- _REQUIREMENTS_: Every entry below should be repeated exactly; the pictures should not.
## begin DATA PROVIDED
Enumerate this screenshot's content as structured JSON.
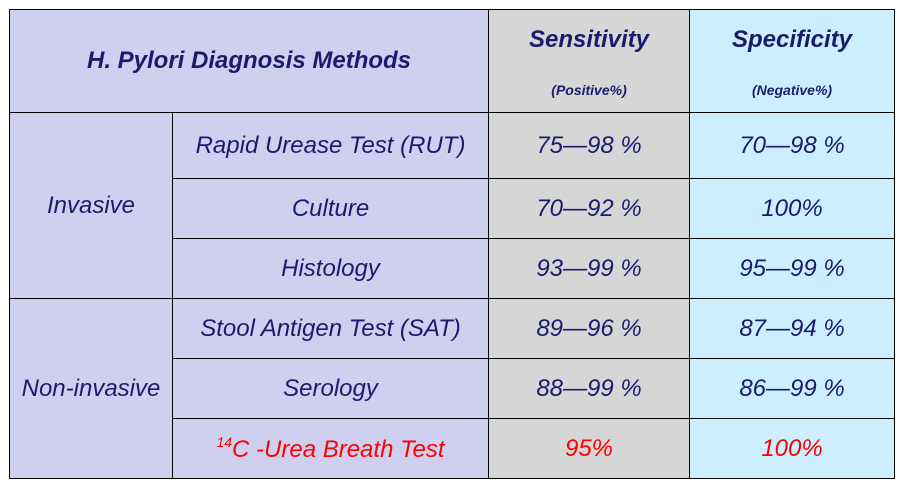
{
  "header": {
    "title": "H. Pylori Diagnosis Methods",
    "sensitivity": "Sensitivity",
    "sensitivity_sub": "(Positive%)",
    "specificity": "Specificity",
    "specificity_sub": "(Negative%)"
  },
  "groups": {
    "invasive": "Invasive",
    "non_invasive": "Non-invasive"
  },
  "rows": [
    {
      "method": "Rapid Urease Test (RUT)",
      "sensitivity": "75—98 %",
      "specificity": "70—98 %"
    },
    {
      "method": "Culture",
      "sensitivity": "70—92 %",
      "specificity": "100%"
    },
    {
      "method": "Histology",
      "sensitivity": "93—99 %",
      "specificity": "95—99 %"
    },
    {
      "method": "Stool Antigen Test (SAT)",
      "sensitivity": "89—96 %",
      "specificity": "87—94 %"
    },
    {
      "method": "Serology",
      "sensitivity": "88—99 %",
      "specificity": "86—99 %"
    },
    {
      "method_sup": "14",
      "method": "C -Urea Breath Test",
      "sensitivity": "95%",
      "specificity": "100%"
    }
  ],
  "colors": {
    "text": "#1b1b6e",
    "highlight": "#ff0000",
    "lavender": "#cfcfef",
    "gray": "#d6d6d6",
    "light_blue": "#cdeeff"
  }
}
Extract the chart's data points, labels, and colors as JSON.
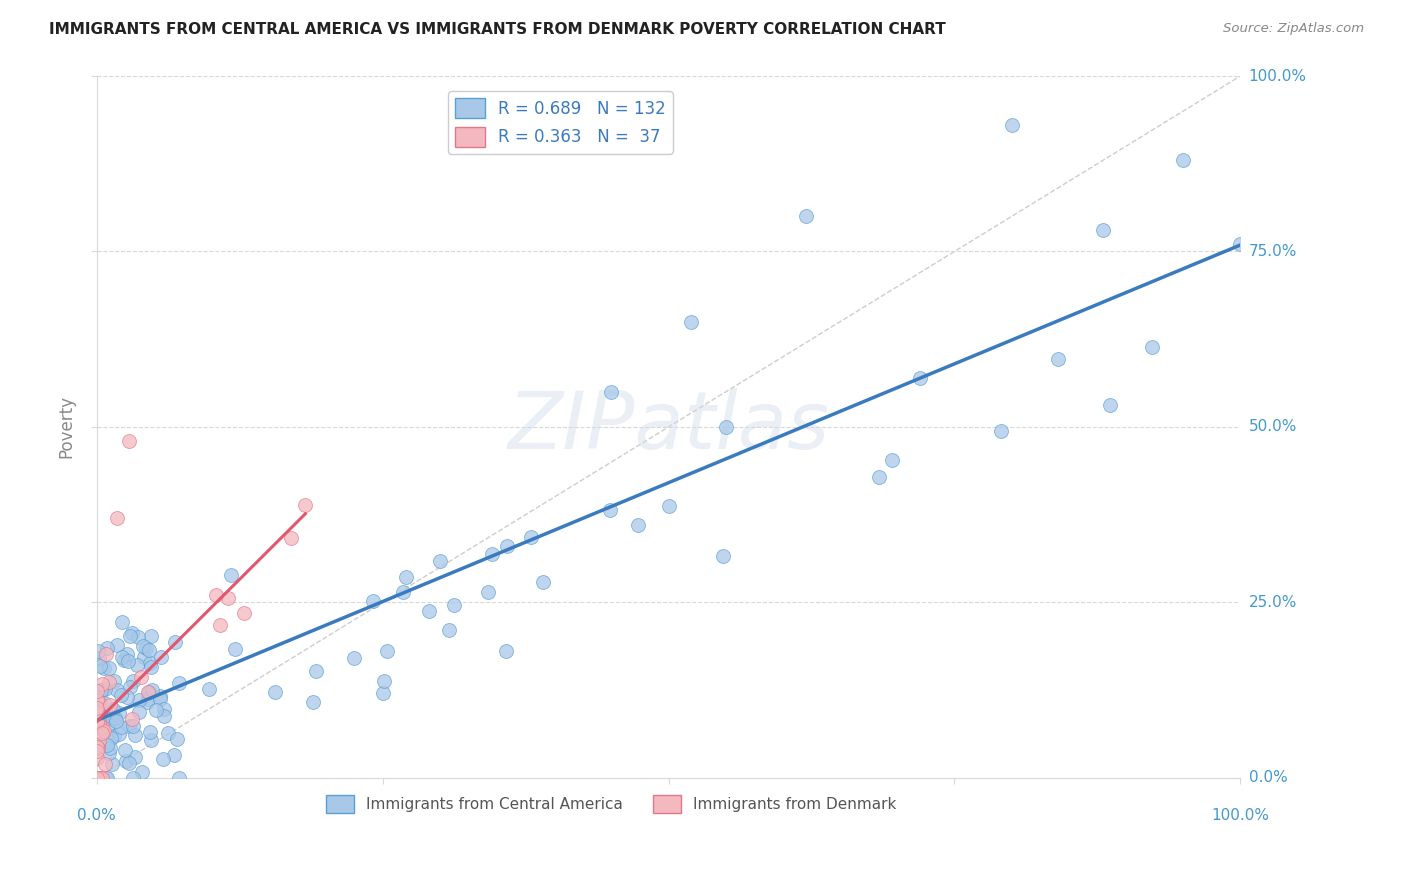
{
  "title": "IMMIGRANTS FROM CENTRAL AMERICA VS IMMIGRANTS FROM DENMARK POVERTY CORRELATION CHART",
  "source": "Source: ZipAtlas.com",
  "ylabel": "Poverty",
  "blue_color": "#a8c8e8",
  "blue_edge_color": "#5a9fd4",
  "blue_line_color": "#3a7bbf",
  "pink_color": "#f4b8c0",
  "pink_edge_color": "#e07888",
  "pink_line_color": "#e05870",
  "diag_color": "#c8c8c8",
  "grid_color": "#d8d8d8",
  "watermark_color": "#d0dce8",
  "tick_label_color": "#4499cc",
  "ylabel_color": "#888888",
  "title_color": "#222222",
  "source_color": "#888888",
  "legend_label_color": "#3a7bbf",
  "bottom_legend_color": "#555555",
  "legend_blue_R": "0.689",
  "legend_blue_N": "132",
  "legend_pink_R": "0.363",
  "legend_pink_N": " 37",
  "legend_bottom_blue": "Immigrants from Central America",
  "legend_bottom_pink": "Immigrants from Denmark",
  "watermark": "ZIPatlas",
  "blue_intercept": 0.09,
  "blue_slope": 0.55,
  "pink_intercept": 0.05,
  "pink_slope": 1.4,
  "diag_slope": 1.0,
  "diag_intercept": 0.0
}
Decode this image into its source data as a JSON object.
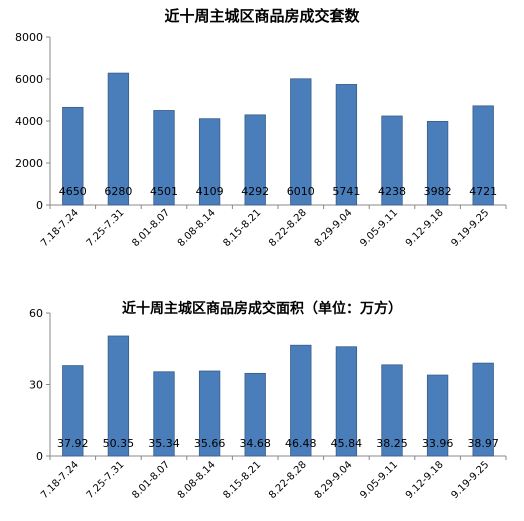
## end DATA PROVIDED
- _CORRECT OUTPUT_:
Enumerate this screenshot's content as structured JSON.
{
  "header": {
    "title": "H. Pylori Diagnosis Methods",
    "sensitivity": "Sensitivity",
    "sensitivity_sub": "(Positive%)",
    "specificity": "Specificity",
    "specificity_sub": "(Negative%)"
  },
  "groups": {
    "invasive": "Invasive",
    "non_invasive": "Non-invasive"
  },
  "rows": [
    {
      "method": "Rapid Urease Test (RUT)",
      "sensitivity": "75—98 %",
      "specificity": "70—98 %"
    },
    {
      "method": "Culture",
      "sensitivity": "70—92 %",
      "specificity": "100%"
    },
    {
      "method": "Histology",
      "sensitivity": "93—99 %",
      "specificity": "95—99 %"
    },
    {
      "method": "Stool Antigen Test (SAT)",
      "sensitivity": "89—96 %",
      "specificity": "87—94 %"
    },
    {
      "method": "Serology",
      "sensitivity": "88—99 %",
      "specificity": "86—99 %"
    },
    {
      "method_sup": "14",
      "method": "C -Urea Breath Test",
      "sensitivity": "95%",
      "specificity": "100%"
    }
  ],
  "colors": {
    "text": "#1b1b6e",
    "highlight": "#ff0000",
    "lavender": "#cfcfef",
    "gray": "#d6d6d6",
    "light_blue": "#cdeeff"
  }
}
Extract the chart's data points, labels, and colors as JSON.
{
  "title": "IMMIGRANTS FROM CENTRAL AMERICA VS IMMIGRANTS FROM DENMARK POVERTY CORRELATION CHART",
  "source": "Source: ZipAtlas.com",
  "ylabel": "Poverty",
  "blue_color": "#a8c8e8",
  "blue_edge_color": "#5a9fd4",
  "blue_line_color": "#3a7bbf",
  "pink_color": "#f4b8c0",
  "pink_edge_color": "#e07888",
  "pink_line_color": "#e05870",
  "diag_color": "#c8c8c8",
  "grid_color": "#d8d8d8",
  "watermark_color": "#d0dce8",
  "tick_label_color": "#4499cc",
  "ylabel_color": "#888888",
  "title_color": "#222222",
  "source_color": "#888888",
  "legend_label_color": "#3a7bbf",
  "bottom_legend_color": "#555555",
  "legend_blue_R": "0.689",
  "legend_blue_N": "132",
  "legend_pink_R": "0.363",
  "legend_pink_N": " 37",
  "legend_bottom_blue": "Immigrants from Central America",
  "legend_bottom_pink": "Immigrants from Denmark",
  "watermark": "ZIPatlas",
  "blue_intercept": 0.09,
  "blue_slope": 0.55,
  "pink_intercept": 0.05,
  "pink_slope": 1.4,
  "diag_slope": 1.0,
  "diag_intercept": 0.0
}
Decode this image into its source data as a JSON object.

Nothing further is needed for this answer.